"""
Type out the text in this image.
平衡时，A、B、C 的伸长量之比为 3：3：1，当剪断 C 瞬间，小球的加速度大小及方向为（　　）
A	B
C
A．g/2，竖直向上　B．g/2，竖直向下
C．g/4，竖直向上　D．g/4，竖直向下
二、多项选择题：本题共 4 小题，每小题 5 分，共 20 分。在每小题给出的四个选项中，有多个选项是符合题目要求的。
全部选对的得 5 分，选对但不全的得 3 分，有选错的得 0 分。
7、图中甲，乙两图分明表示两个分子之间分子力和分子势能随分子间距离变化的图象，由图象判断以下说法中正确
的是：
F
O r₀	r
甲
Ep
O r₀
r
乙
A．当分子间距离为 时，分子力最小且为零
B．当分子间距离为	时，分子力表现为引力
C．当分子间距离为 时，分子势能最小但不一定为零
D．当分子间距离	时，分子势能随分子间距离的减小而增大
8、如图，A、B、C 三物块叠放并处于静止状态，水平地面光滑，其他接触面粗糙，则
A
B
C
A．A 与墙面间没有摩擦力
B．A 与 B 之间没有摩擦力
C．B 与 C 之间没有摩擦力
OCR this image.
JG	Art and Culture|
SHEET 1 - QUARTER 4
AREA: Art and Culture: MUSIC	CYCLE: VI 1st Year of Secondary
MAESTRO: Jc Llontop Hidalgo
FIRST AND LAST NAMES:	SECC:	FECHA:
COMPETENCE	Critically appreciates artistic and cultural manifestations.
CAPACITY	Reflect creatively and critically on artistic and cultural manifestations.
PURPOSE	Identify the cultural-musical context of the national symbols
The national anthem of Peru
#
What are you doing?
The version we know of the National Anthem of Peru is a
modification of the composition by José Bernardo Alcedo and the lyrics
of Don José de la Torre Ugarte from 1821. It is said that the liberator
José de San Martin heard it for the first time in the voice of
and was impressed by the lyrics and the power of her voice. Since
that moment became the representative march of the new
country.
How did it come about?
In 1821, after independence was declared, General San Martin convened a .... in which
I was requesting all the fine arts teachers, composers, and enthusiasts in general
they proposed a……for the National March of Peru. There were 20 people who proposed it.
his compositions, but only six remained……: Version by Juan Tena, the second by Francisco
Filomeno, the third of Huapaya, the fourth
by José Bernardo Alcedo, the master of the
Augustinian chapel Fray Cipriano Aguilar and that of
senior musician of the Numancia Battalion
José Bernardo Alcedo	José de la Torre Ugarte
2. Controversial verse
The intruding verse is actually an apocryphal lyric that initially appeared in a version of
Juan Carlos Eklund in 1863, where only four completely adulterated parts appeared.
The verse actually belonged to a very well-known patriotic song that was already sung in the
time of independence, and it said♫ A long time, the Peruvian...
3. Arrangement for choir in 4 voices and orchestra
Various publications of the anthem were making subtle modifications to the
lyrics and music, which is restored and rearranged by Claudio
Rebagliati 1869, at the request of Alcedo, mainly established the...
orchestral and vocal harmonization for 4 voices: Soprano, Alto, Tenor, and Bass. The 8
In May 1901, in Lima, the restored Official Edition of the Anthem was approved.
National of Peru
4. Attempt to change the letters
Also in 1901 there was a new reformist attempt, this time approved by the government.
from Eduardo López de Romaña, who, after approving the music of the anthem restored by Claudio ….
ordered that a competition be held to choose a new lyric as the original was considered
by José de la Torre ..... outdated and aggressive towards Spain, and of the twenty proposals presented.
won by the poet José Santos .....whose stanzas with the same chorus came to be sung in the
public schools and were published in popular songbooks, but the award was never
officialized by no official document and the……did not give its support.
"""
» Exercise details
All the entries above need to be reproduced exactly.

» Complete answer
Type out the text in this image.
平衡时，A、B、C 的伸长量之比为 3：3：1，当剪断 C 瞬间，小球的加速度大小及方向为（　　）
A	B
C
A．g/2，竖直向上　B．g/2，竖直向下
C．g/4，竖直向上　D．g/4，竖直向下
二、多项选择题：本题共 4 小题，每小题 5 分，共 20 分。在每小题给出的四个选项中，有多个选项是符合题目要求的。
全部选对的得 5 分，选对但不全的得 3 分，有选错的得 0 分。
7、图中甲，乙两图分明表示两个分子之间分子力和分子势能随分子间距离变化的图象，由图象判断以下说法中正确
的是：
F
O r₀	r
甲
Ep
O r₀
r
乙
A．当分子间距离为 时，分子力最小且为零
B．当分子间距离为	时，分子力表现为引力
C．当分子间距离为 时，分子势能最小但不一定为零
D．当分子间距离	时，分子势能随分子间距离的减小而增大
8、如图，A、B、C 三物块叠放并处于静止状态，水平地面光滑，其他接触面粗糙，则
A
B
C
A．A 与墙面间没有摩擦力
B．A 与 B 之间没有摩擦力
C．B 与 C 之间没有摩擦力
OCR this image.
JG	Art and Culture|
SHEET 1 - QUARTER 4
AREA: Art and Culture: MUSIC	CYCLE: VI 1st Year of Secondary
MAESTRO: Jc Llontop Hidalgo
FIRST AND LAST NAMES:	SECC:	FECHA:
COMPETENCE	Critically appreciates artistic and cultural manifestations.
CAPACITY	Reflect creatively and critically on artistic and cultural manifestations.
PURPOSE	Identify the cultural-musical context of the national symbols
The national anthem of Peru
#
What are you doing?
The version we know of the National Anthem of Peru is a
modification of the composition by José Bernardo Alcedo and the lyrics
of Don José de la Torre Ugarte from 1821. It is said that the liberator
José de San Martin heard it for the first time in the voice of
and was impressed by the lyrics and the power of her voice. Since
that moment became the representative march of the new
country.
How did it come about?
In 1821, after independence was declared, General San Martin convened a .... in which
I was requesting all the fine arts teachers, composers, and enthusiasts in general
they proposed a……for the National March of Peru. There were 20 people who proposed it.
his compositions, but only six remained……: Version by Juan Tena, the second by Francisco
Filomeno, the third of Huapaya, the fourth
by José Bernardo Alcedo, the master of the
Augustinian chapel Fray Cipriano Aguilar and that of
senior musician of the Numancia Battalion
José Bernardo Alcedo	José de la Torre Ugarte
2. Controversial verse
The intruding verse is actually an apocryphal lyric that initially appeared in a version of
Juan Carlos Eklund in 1863, where only four completely adulterated parts appeared.
The verse actually belonged to a very well-known patriotic song that was already sung in the
time of independence, and it said♫ A long time, the Peruvian...
3. Arrangement for choir in 4 voices and orchestra
Various publications of the anthem were making subtle modifications to the
lyrics and music, which is restored and rearranged by Claudio
Rebagliati 1869, at the request of Alcedo, mainly established the...
orchestral and vocal harmonization for 4 voices: Soprano, Alto, Tenor, and Bass. The 8
In May 1901, in Lima, the restored Official Edition of the Anthem was approved.
National of Peru
4. Attempt to change the letters
Also in 1901 there was a new reformist attempt, this time approved by the government.
from Eduardo López de Romaña, who, after approving the music of the anthem restored by Claudio ….
ordered that a competition be held to choose a new lyric as the original was considered
by José de la Torre ..... outdated and aggressive towards Spain, and of the twenty proposals presented.
won by the poet José Santos .....whose stanzas with the same chorus came to be sung in the
public schools and were published in popular songbooks, but the award was never
officialized by no official document and the……did not give its support.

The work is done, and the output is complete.